___ Excerpted records
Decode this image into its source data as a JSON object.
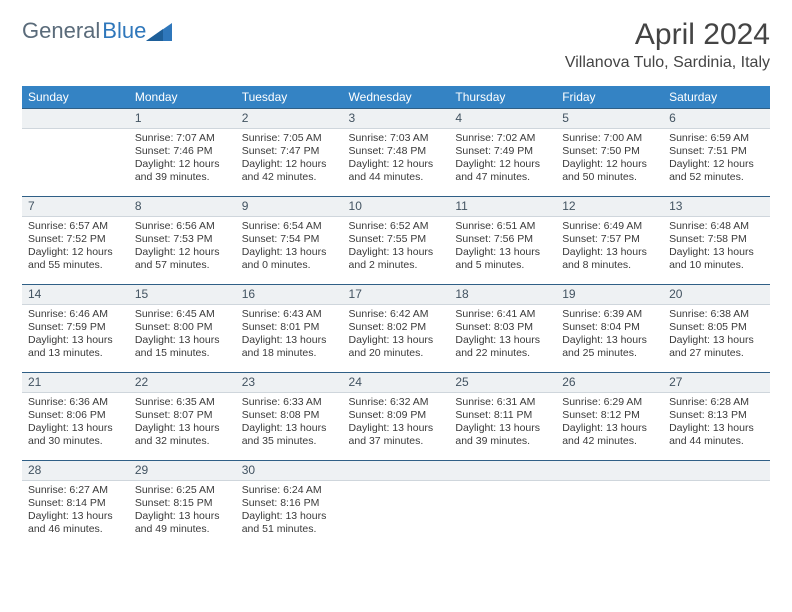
{
  "brand": {
    "part1": "General",
    "part2": "Blue"
  },
  "title": "April 2024",
  "location": "Villanova Tulo, Sardinia, Italy",
  "weekdays": [
    "Sunday",
    "Monday",
    "Tuesday",
    "Wednesday",
    "Thursday",
    "Friday",
    "Saturday"
  ],
  "colors": {
    "header_bg": "#3483c4",
    "header_text": "#ffffff",
    "daynum_bg": "#eef1f3",
    "rule": "#2f5f86",
    "body_text": "#3a3a3a",
    "brand_grey": "#5a6b7a",
    "brand_blue": "#2f77bb"
  },
  "first_weekday_index": 1,
  "days": [
    {
      "n": 1,
      "sunrise": "7:07 AM",
      "sunset": "7:46 PM",
      "daylight": "12 hours and 39 minutes."
    },
    {
      "n": 2,
      "sunrise": "7:05 AM",
      "sunset": "7:47 PM",
      "daylight": "12 hours and 42 minutes."
    },
    {
      "n": 3,
      "sunrise": "7:03 AM",
      "sunset": "7:48 PM",
      "daylight": "12 hours and 44 minutes."
    },
    {
      "n": 4,
      "sunrise": "7:02 AM",
      "sunset": "7:49 PM",
      "daylight": "12 hours and 47 minutes."
    },
    {
      "n": 5,
      "sunrise": "7:00 AM",
      "sunset": "7:50 PM",
      "daylight": "12 hours and 50 minutes."
    },
    {
      "n": 6,
      "sunrise": "6:59 AM",
      "sunset": "7:51 PM",
      "daylight": "12 hours and 52 minutes."
    },
    {
      "n": 7,
      "sunrise": "6:57 AM",
      "sunset": "7:52 PM",
      "daylight": "12 hours and 55 minutes."
    },
    {
      "n": 8,
      "sunrise": "6:56 AM",
      "sunset": "7:53 PM",
      "daylight": "12 hours and 57 minutes."
    },
    {
      "n": 9,
      "sunrise": "6:54 AM",
      "sunset": "7:54 PM",
      "daylight": "13 hours and 0 minutes."
    },
    {
      "n": 10,
      "sunrise": "6:52 AM",
      "sunset": "7:55 PM",
      "daylight": "13 hours and 2 minutes."
    },
    {
      "n": 11,
      "sunrise": "6:51 AM",
      "sunset": "7:56 PM",
      "daylight": "13 hours and 5 minutes."
    },
    {
      "n": 12,
      "sunrise": "6:49 AM",
      "sunset": "7:57 PM",
      "daylight": "13 hours and 8 minutes."
    },
    {
      "n": 13,
      "sunrise": "6:48 AM",
      "sunset": "7:58 PM",
      "daylight": "13 hours and 10 minutes."
    },
    {
      "n": 14,
      "sunrise": "6:46 AM",
      "sunset": "7:59 PM",
      "daylight": "13 hours and 13 minutes."
    },
    {
      "n": 15,
      "sunrise": "6:45 AM",
      "sunset": "8:00 PM",
      "daylight": "13 hours and 15 minutes."
    },
    {
      "n": 16,
      "sunrise": "6:43 AM",
      "sunset": "8:01 PM",
      "daylight": "13 hours and 18 minutes."
    },
    {
      "n": 17,
      "sunrise": "6:42 AM",
      "sunset": "8:02 PM",
      "daylight": "13 hours and 20 minutes."
    },
    {
      "n": 18,
      "sunrise": "6:41 AM",
      "sunset": "8:03 PM",
      "daylight": "13 hours and 22 minutes."
    },
    {
      "n": 19,
      "sunrise": "6:39 AM",
      "sunset": "8:04 PM",
      "daylight": "13 hours and 25 minutes."
    },
    {
      "n": 20,
      "sunrise": "6:38 AM",
      "sunset": "8:05 PM",
      "daylight": "13 hours and 27 minutes."
    },
    {
      "n": 21,
      "sunrise": "6:36 AM",
      "sunset": "8:06 PM",
      "daylight": "13 hours and 30 minutes."
    },
    {
      "n": 22,
      "sunrise": "6:35 AM",
      "sunset": "8:07 PM",
      "daylight": "13 hours and 32 minutes."
    },
    {
      "n": 23,
      "sunrise": "6:33 AM",
      "sunset": "8:08 PM",
      "daylight": "13 hours and 35 minutes."
    },
    {
      "n": 24,
      "sunrise": "6:32 AM",
      "sunset": "8:09 PM",
      "daylight": "13 hours and 37 minutes."
    },
    {
      "n": 25,
      "sunrise": "6:31 AM",
      "sunset": "8:11 PM",
      "daylight": "13 hours and 39 minutes."
    },
    {
      "n": 26,
      "sunrise": "6:29 AM",
      "sunset": "8:12 PM",
      "daylight": "13 hours and 42 minutes."
    },
    {
      "n": 27,
      "sunrise": "6:28 AM",
      "sunset": "8:13 PM",
      "daylight": "13 hours and 44 minutes."
    },
    {
      "n": 28,
      "sunrise": "6:27 AM",
      "sunset": "8:14 PM",
      "daylight": "13 hours and 46 minutes."
    },
    {
      "n": 29,
      "sunrise": "6:25 AM",
      "sunset": "8:15 PM",
      "daylight": "13 hours and 49 minutes."
    },
    {
      "n": 30,
      "sunrise": "6:24 AM",
      "sunset": "8:16 PM",
      "daylight": "13 hours and 51 minutes."
    }
  ],
  "labels": {
    "sunrise": "Sunrise: ",
    "sunset": "Sunset: ",
    "daylight": "Daylight: "
  }
}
______
Leave out the pictures and copy everything else in the records word for word.

Decode this image into its source data as a JSON object.
{
  "brand": {
    "part1": "General",
    "part2": "Blue"
  },
  "title": "April 2024",
  "location": "Villanova Tulo, Sardinia, Italy",
  "weekdays": [
    "Sunday",
    "Monday",
    "Tuesday",
    "Wednesday",
    "Thursday",
    "Friday",
    "Saturday"
  ],
  "colors": {
    "header_bg": "#3483c4",
    "header_text": "#ffffff",
    "daynum_bg": "#eef1f3",
    "rule": "#2f5f86",
    "body_text": "#3a3a3a",
    "brand_grey": "#5a6b7a",
    "brand_blue": "#2f77bb"
  },
  "first_weekday_index": 1,
  "days": [
    {
      "n": 1,
      "sunrise": "7:07 AM",
      "sunset": "7:46 PM",
      "daylight": "12 hours and 39 minutes."
    },
    {
      "n": 2,
      "sunrise": "7:05 AM",
      "sunset": "7:47 PM",
      "daylight": "12 hours and 42 minutes."
    },
    {
      "n": 3,
      "sunrise": "7:03 AM",
      "sunset": "7:48 PM",
      "daylight": "12 hours and 44 minutes."
    },
    {
      "n": 4,
      "sunrise": "7:02 AM",
      "sunset": "7:49 PM",
      "daylight": "12 hours and 47 minutes."
    },
    {
      "n": 5,
      "sunrise": "7:00 AM",
      "sunset": "7:50 PM",
      "daylight": "12 hours and 50 minutes."
    },
    {
      "n": 6,
      "sunrise": "6:59 AM",
      "sunset": "7:51 PM",
      "daylight": "12 hours and 52 minutes."
    },
    {
      "n": 7,
      "sunrise": "6:57 AM",
      "sunset": "7:52 PM",
      "daylight": "12 hours and 55 minutes."
    },
    {
      "n": 8,
      "sunrise": "6:56 AM",
      "sunset": "7:53 PM",
      "daylight": "12 hours and 57 minutes."
    },
    {
      "n": 9,
      "sunrise": "6:54 AM",
      "sunset": "7:54 PM",
      "daylight": "13 hours and 0 minutes."
    },
    {
      "n": 10,
      "sunrise": "6:52 AM",
      "sunset": "7:55 PM",
      "daylight": "13 hours and 2 minutes."
    },
    {
      "n": 11,
      "sunrise": "6:51 AM",
      "sunset": "7:56 PM",
      "daylight": "13 hours and 5 minutes."
    },
    {
      "n": 12,
      "sunrise": "6:49 AM",
      "sunset": "7:57 PM",
      "daylight": "13 hours and 8 minutes."
    },
    {
      "n": 13,
      "sunrise": "6:48 AM",
      "sunset": "7:58 PM",
      "daylight": "13 hours and 10 minutes."
    },
    {
      "n": 14,
      "sunrise": "6:46 AM",
      "sunset": "7:59 PM",
      "daylight": "13 hours and 13 minutes."
    },
    {
      "n": 15,
      "sunrise": "6:45 AM",
      "sunset": "8:00 PM",
      "daylight": "13 hours and 15 minutes."
    },
    {
      "n": 16,
      "sunrise": "6:43 AM",
      "sunset": "8:01 PM",
      "daylight": "13 hours and 18 minutes."
    },
    {
      "n": 17,
      "sunrise": "6:42 AM",
      "sunset": "8:02 PM",
      "daylight": "13 hours and 20 minutes."
    },
    {
      "n": 18,
      "sunrise": "6:41 AM",
      "sunset": "8:03 PM",
      "daylight": "13 hours and 22 minutes."
    },
    {
      "n": 19,
      "sunrise": "6:39 AM",
      "sunset": "8:04 PM",
      "daylight": "13 hours and 25 minutes."
    },
    {
      "n": 20,
      "sunrise": "6:38 AM",
      "sunset": "8:05 PM",
      "daylight": "13 hours and 27 minutes."
    },
    {
      "n": 21,
      "sunrise": "6:36 AM",
      "sunset": "8:06 PM",
      "daylight": "13 hours and 30 minutes."
    },
    {
      "n": 22,
      "sunrise": "6:35 AM",
      "sunset": "8:07 PM",
      "daylight": "13 hours and 32 minutes."
    },
    {
      "n": 23,
      "sunrise": "6:33 AM",
      "sunset": "8:08 PM",
      "daylight": "13 hours and 35 minutes."
    },
    {
      "n": 24,
      "sunrise": "6:32 AM",
      "sunset": "8:09 PM",
      "daylight": "13 hours and 37 minutes."
    },
    {
      "n": 25,
      "sunrise": "6:31 AM",
      "sunset": "8:11 PM",
      "daylight": "13 hours and 39 minutes."
    },
    {
      "n": 26,
      "sunrise": "6:29 AM",
      "sunset": "8:12 PM",
      "daylight": "13 hours and 42 minutes."
    },
    {
      "n": 27,
      "sunrise": "6:28 AM",
      "sunset": "8:13 PM",
      "daylight": "13 hours and 44 minutes."
    },
    {
      "n": 28,
      "sunrise": "6:27 AM",
      "sunset": "8:14 PM",
      "daylight": "13 hours and 46 minutes."
    },
    {
      "n": 29,
      "sunrise": "6:25 AM",
      "sunset": "8:15 PM",
      "daylight": "13 hours and 49 minutes."
    },
    {
      "n": 30,
      "sunrise": "6:24 AM",
      "sunset": "8:16 PM",
      "daylight": "13 hours and 51 minutes."
    }
  ],
  "labels": {
    "sunrise": "Sunrise: ",
    "sunset": "Sunset: ",
    "daylight": "Daylight: "
  }
}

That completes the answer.